#### GOAL
What follows is a set of entries. Repeat them exactly, but not their pictures.

[Records from a dataset]

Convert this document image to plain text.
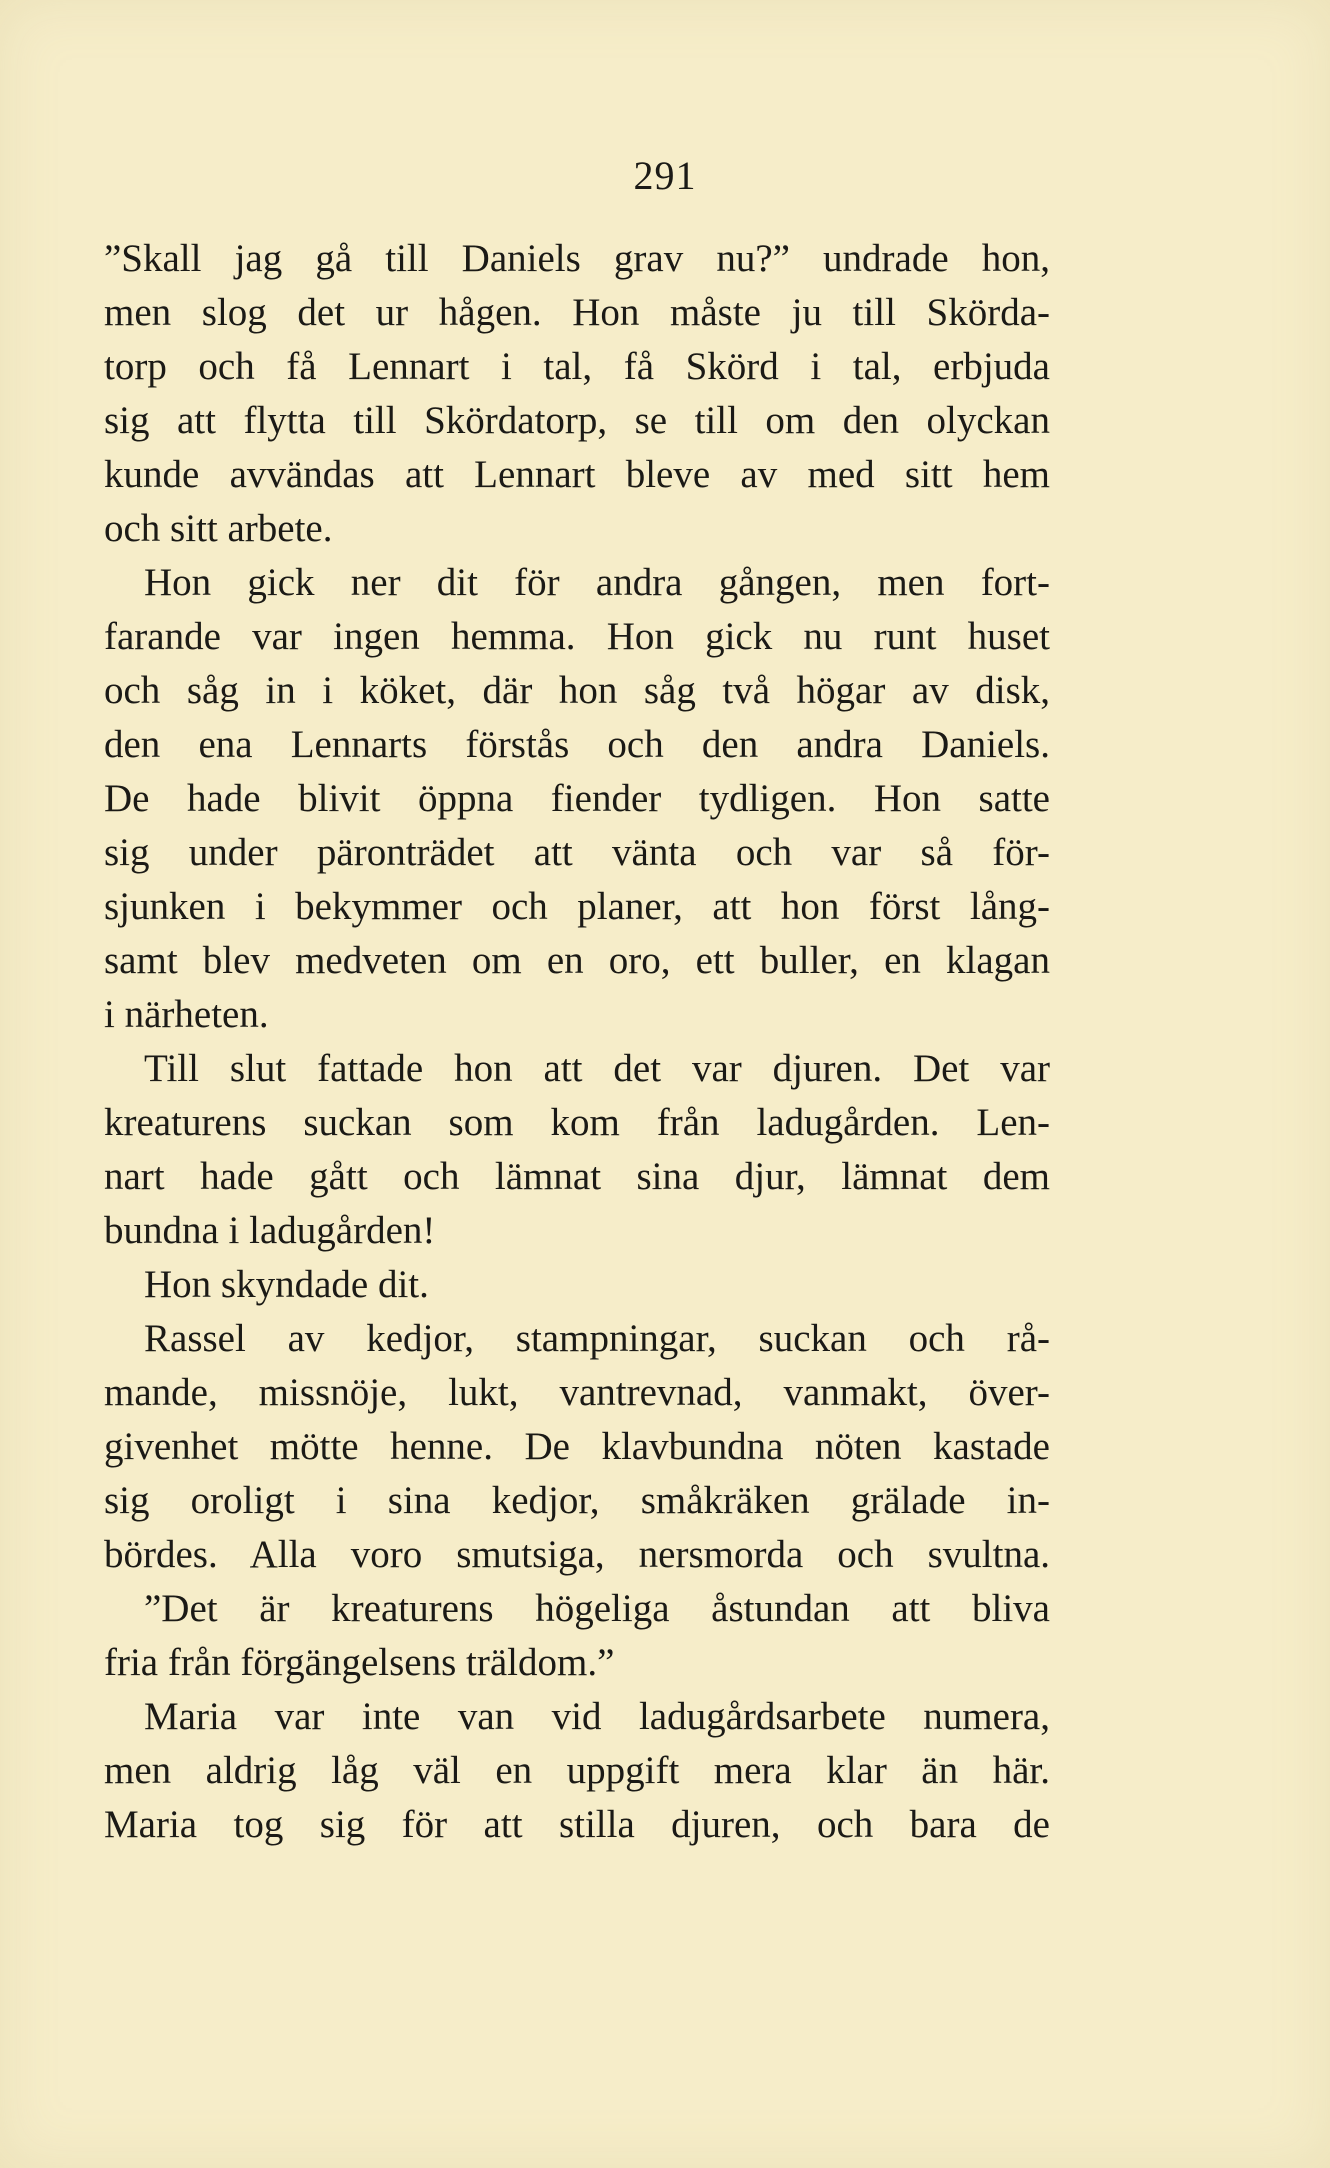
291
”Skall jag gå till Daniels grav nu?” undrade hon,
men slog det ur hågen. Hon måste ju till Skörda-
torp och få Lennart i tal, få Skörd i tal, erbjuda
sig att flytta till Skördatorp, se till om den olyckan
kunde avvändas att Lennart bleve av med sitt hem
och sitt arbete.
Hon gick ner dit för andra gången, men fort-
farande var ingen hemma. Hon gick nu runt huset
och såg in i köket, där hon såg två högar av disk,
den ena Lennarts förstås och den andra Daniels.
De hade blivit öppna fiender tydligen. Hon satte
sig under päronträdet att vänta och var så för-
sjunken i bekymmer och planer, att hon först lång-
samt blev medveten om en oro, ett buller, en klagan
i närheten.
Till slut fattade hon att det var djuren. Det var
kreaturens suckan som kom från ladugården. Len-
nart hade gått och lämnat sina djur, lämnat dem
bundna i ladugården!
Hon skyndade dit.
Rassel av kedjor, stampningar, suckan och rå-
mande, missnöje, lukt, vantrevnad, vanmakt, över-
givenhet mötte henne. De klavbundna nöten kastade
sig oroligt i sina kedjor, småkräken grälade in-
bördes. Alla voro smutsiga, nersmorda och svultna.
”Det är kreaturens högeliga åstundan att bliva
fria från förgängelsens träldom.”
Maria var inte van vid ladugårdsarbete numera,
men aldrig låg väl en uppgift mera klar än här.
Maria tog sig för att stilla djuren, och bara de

#### FINAL ANSWER
Convert this document image to plain text.
291
”Skall jag gå till Daniels grav nu?” undrade hon,
men slog det ur hågen. Hon måste ju till Skörda-
torp och få Lennart i tal, få Skörd i tal, erbjuda
sig att flytta till Skördatorp, se till om den olyckan
kunde avvändas att Lennart bleve av med sitt hem
och sitt arbete.
Hon gick ner dit för andra gången, men fort-
farande var ingen hemma. Hon gick nu runt huset
och såg in i köket, där hon såg två högar av disk,
den ena Lennarts förstås och den andra Daniels.
De hade blivit öppna fiender tydligen. Hon satte
sig under päronträdet att vänta och var så för-
sjunken i bekymmer och planer, att hon först lång-
samt blev medveten om en oro, ett buller, en klagan
i närheten.
Till slut fattade hon att det var djuren. Det var
kreaturens suckan som kom från ladugården. Len-
nart hade gått och lämnat sina djur, lämnat dem
bundna i ladugården!
Hon skyndade dit.
Rassel av kedjor, stampningar, suckan och rå-
mande, missnöje, lukt, vantrevnad, vanmakt, över-
givenhet mötte henne. De klavbundna nöten kastade
sig oroligt i sina kedjor, småkräken grälade in-
bördes. Alla voro smutsiga, nersmorda och svultna.
”Det är kreaturens högeliga åstundan att bliva
fria från förgängelsens träldom.”
Maria var inte van vid ladugårdsarbete numera,
men aldrig låg väl en uppgift mera klar än här.
Maria tog sig för att stilla djuren, och bara de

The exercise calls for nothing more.